- [Directive] Please rename "symbol-rule-label" to "symbol-rule-caption" everywhere in the lines below and give the lines again with nothing else changed. Omit the pictures.

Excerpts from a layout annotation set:
::::::::::
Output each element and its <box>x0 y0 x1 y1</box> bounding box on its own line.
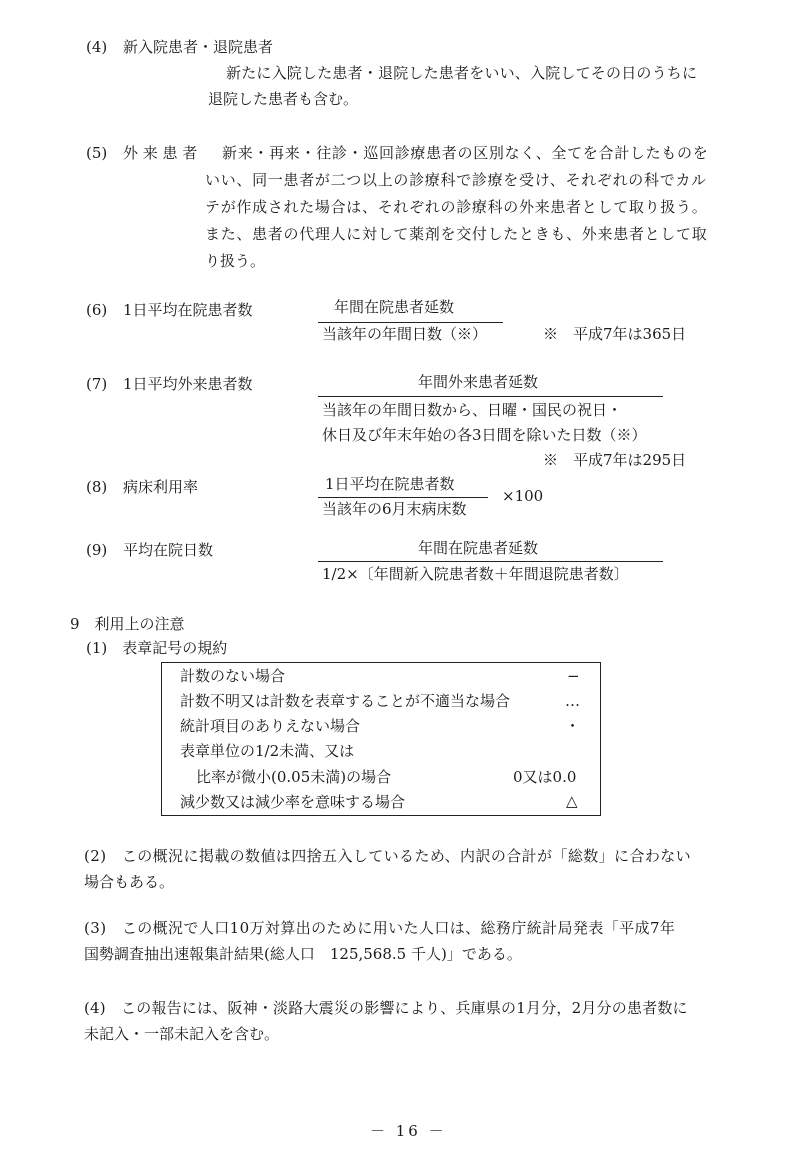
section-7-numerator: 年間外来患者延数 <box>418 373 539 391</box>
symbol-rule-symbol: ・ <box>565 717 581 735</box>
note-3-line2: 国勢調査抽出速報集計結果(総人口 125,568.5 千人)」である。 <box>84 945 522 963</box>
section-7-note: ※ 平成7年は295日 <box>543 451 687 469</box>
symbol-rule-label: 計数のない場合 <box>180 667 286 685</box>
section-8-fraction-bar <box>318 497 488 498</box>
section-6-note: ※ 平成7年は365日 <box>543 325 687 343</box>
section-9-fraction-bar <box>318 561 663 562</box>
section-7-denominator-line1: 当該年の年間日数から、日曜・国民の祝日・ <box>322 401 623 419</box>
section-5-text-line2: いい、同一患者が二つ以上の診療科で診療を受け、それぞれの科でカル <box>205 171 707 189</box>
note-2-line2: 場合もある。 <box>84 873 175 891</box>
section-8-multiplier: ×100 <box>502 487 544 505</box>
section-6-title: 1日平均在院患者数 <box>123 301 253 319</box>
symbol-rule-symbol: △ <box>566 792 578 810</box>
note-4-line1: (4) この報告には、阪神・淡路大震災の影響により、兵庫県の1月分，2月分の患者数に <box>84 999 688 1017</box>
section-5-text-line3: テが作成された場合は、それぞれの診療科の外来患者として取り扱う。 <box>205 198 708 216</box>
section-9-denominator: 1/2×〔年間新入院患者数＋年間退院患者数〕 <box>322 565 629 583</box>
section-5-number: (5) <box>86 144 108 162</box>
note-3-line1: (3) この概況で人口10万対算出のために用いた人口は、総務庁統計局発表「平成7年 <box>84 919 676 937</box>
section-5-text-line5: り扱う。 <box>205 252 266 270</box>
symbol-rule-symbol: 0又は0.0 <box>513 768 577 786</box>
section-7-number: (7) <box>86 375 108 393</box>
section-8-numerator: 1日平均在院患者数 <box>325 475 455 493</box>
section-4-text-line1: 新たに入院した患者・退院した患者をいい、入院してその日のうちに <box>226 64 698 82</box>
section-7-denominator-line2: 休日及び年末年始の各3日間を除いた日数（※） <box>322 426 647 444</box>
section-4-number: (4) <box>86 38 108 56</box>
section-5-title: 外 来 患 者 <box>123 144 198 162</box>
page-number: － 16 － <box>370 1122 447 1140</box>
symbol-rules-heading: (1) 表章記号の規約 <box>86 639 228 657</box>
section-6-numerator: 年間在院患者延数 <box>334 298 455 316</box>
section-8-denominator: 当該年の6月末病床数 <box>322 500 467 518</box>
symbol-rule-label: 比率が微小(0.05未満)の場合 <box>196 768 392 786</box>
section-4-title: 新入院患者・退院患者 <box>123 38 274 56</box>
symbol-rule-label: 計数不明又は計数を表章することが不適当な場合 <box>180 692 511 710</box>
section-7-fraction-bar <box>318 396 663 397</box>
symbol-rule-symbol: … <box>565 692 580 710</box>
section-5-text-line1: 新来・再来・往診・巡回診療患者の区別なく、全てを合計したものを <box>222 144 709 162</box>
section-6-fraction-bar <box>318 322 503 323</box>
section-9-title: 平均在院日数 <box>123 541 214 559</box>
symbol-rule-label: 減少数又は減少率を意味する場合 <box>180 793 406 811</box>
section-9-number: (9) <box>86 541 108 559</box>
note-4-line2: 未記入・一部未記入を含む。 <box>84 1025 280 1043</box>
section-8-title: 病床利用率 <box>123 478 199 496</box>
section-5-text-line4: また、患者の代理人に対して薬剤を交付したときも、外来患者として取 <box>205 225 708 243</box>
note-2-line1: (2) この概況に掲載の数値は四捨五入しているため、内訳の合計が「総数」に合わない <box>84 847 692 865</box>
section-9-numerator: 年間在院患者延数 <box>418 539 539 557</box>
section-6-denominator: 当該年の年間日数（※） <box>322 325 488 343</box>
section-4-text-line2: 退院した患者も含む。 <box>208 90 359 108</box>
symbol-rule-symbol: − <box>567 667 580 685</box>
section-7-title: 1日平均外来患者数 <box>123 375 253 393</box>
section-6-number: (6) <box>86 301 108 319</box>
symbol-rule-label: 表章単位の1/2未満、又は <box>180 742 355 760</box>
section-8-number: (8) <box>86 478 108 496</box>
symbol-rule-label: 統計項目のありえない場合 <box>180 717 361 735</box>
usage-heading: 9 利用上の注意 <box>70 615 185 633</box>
::::::::::
- [Answer to the task]
Output each element and its <box>x0 y0 x1 y1</box> bounding box on its own line.
section-7-numerator: 年間外来患者延数 <box>418 373 539 391</box>
symbol-rule-symbol: ・ <box>565 717 581 735</box>
note-3-line2: 国勢調査抽出速報集計結果(総人口 125,568.5 千人)」である。 <box>84 945 522 963</box>
section-7-note: ※ 平成7年は295日 <box>543 451 687 469</box>
symbol-rule-caption: 計数のない場合 <box>180 667 286 685</box>
section-8-fraction-bar <box>318 497 488 498</box>
section-6-note: ※ 平成7年は365日 <box>543 325 687 343</box>
section-9-fraction-bar <box>318 561 663 562</box>
section-7-denominator-line1: 当該年の年間日数から、日曜・国民の祝日・ <box>322 401 623 419</box>
section-5-text-line2: いい、同一患者が二つ以上の診療科で診療を受け、それぞれの科でカル <box>205 171 707 189</box>
note-2-line2: 場合もある。 <box>84 873 175 891</box>
section-8-multiplier: ×100 <box>502 487 544 505</box>
section-6-title: 1日平均在院患者数 <box>123 301 253 319</box>
symbol-rule-symbol: △ <box>566 792 578 810</box>
note-4-line1: (4) この報告には、阪神・淡路大震災の影響により、兵庫県の1月分，2月分の患者数に <box>84 999 688 1017</box>
section-5-text-line3: テが作成された場合は、それぞれの診療科の外来患者として取り扱う。 <box>205 198 708 216</box>
section-9-denominator: 1/2×〔年間新入院患者数＋年間退院患者数〕 <box>322 565 629 583</box>
section-5-number: (5) <box>86 144 108 162</box>
note-3-line1: (3) この概況で人口10万対算出のために用いた人口は、総務庁統計局発表「平成7年 <box>84 919 676 937</box>
section-5-text-line5: り扱う。 <box>205 252 266 270</box>
symbol-rule-symbol: 0又は0.0 <box>513 768 577 786</box>
section-7-number: (7) <box>86 375 108 393</box>
section-8-numerator: 1日平均在院患者数 <box>325 475 455 493</box>
section-4-text-line1: 新たに入院した患者・退院した患者をいい、入院してその日のうちに <box>226 64 698 82</box>
section-7-denominator-line2: 休日及び年末年始の各3日間を除いた日数（※） <box>322 426 647 444</box>
section-4-number: (4) <box>86 38 108 56</box>
section-5-title: 外 来 患 者 <box>123 144 198 162</box>
page-number: － 16 － <box>370 1122 447 1140</box>
symbol-rules-heading: (1) 表章記号の規約 <box>86 639 228 657</box>
section-6-numerator: 年間在院患者延数 <box>334 298 455 316</box>
section-8-denominator: 当該年の6月末病床数 <box>322 500 467 518</box>
symbol-rule-caption: 比率が微小(0.05未満)の場合 <box>196 768 392 786</box>
section-4-title: 新入院患者・退院患者 <box>123 38 274 56</box>
symbol-rule-caption: 計数不明又は計数を表章することが不適当な場合 <box>180 692 511 710</box>
section-7-fraction-bar <box>318 396 663 397</box>
symbol-rule-symbol: … <box>565 692 580 710</box>
section-5-text-line1: 新来・再来・往診・巡回診療患者の区別なく、全てを合計したものを <box>222 144 709 162</box>
section-6-fraction-bar <box>318 322 503 323</box>
section-9-title: 平均在院日数 <box>123 541 214 559</box>
symbol-rule-caption: 減少数又は減少率を意味する場合 <box>180 793 406 811</box>
section-9-number: (9) <box>86 541 108 559</box>
note-4-line2: 未記入・一部未記入を含む。 <box>84 1025 280 1043</box>
section-8-title: 病床利用率 <box>123 478 199 496</box>
section-5-text-line4: また、患者の代理人に対して薬剤を交付したときも、外来患者として取 <box>205 225 708 243</box>
note-2-line1: (2) この概況に掲載の数値は四捨五入しているため、内訳の合計が「総数」に合わない <box>84 847 692 865</box>
section-9-numerator: 年間在院患者延数 <box>418 539 539 557</box>
section-6-denominator: 当該年の年間日数（※） <box>322 325 488 343</box>
section-4-text-line2: 退院した患者も含む。 <box>208 90 359 108</box>
symbol-rule-symbol: − <box>567 667 580 685</box>
section-7-title: 1日平均外来患者数 <box>123 375 253 393</box>
section-6-number: (6) <box>86 301 108 319</box>
symbol-rule-caption: 表章単位の1/2未満、又は <box>180 742 355 760</box>
section-8-number: (8) <box>86 478 108 496</box>
symbol-rule-caption: 統計項目のありえない場合 <box>180 717 361 735</box>
usage-heading: 9 利用上の注意 <box>70 615 185 633</box>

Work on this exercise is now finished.